*Extracted information*:
++++++++++++++++++++
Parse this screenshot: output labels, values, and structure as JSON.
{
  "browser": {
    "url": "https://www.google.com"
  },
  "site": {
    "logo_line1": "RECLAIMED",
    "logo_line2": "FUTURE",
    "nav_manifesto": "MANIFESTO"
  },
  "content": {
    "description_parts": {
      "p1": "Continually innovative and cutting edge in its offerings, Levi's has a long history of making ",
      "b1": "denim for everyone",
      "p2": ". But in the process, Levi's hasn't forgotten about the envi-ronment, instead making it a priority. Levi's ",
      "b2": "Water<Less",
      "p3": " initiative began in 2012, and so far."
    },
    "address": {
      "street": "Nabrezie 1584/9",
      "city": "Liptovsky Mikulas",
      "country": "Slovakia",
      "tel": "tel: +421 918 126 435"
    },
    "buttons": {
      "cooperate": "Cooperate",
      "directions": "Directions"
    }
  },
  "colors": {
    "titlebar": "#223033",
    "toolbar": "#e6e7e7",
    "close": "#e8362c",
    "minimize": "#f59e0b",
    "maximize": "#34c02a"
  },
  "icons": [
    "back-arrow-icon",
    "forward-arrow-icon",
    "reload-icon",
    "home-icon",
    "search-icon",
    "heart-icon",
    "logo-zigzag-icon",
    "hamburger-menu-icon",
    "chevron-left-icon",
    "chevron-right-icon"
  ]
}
++++++++++++++++++++
*Exercise prompt*: Write out the whole listing again, exactly as it stands.

*Finished answer*:
Parse this screenshot: output labels, values, and structure as JSON.
{
  "browser": {
    "url": "https://www.google.com"
  },
  "site": {
    "logo_line1": "RECLAIMED",
    "logo_line2": "FUTURE",
    "nav_manifesto": "MANIFESTO"
  },
  "content": {
    "description_parts": {
      "p1": "Continually innovative and cutting edge in its offerings, Levi's has a long history of making ",
      "b1": "denim for everyone",
      "p2": ". But in the process, Levi's hasn't forgotten about the envi-ronment, instead making it a priority. Levi's ",
      "b2": "Water<Less",
      "p3": " initiative began in 2012, and so far."
    },
    "address": {
      "street": "Nabrezie 1584/9",
      "city": "Liptovsky Mikulas",
      "country": "Slovakia",
      "tel": "tel: +421 918 126 435"
    },
    "buttons": {
      "cooperate": "Cooperate",
      "directions": "Directions"
    }
  },
  "colors": {
    "titlebar": "#223033",
    "toolbar": "#e6e7e7",
    "close": "#e8362c",
    "minimize": "#f59e0b",
    "maximize": "#34c02a"
  },
  "icons": [
    "back-arrow-icon",
    "forward-arrow-icon",
    "reload-icon",
    "home-icon",
    "search-icon",
    "heart-icon",
    "logo-zigzag-icon",
    "hamburger-menu-icon",
    "chevron-left-icon",
    "chevron-right-icon"
  ]
}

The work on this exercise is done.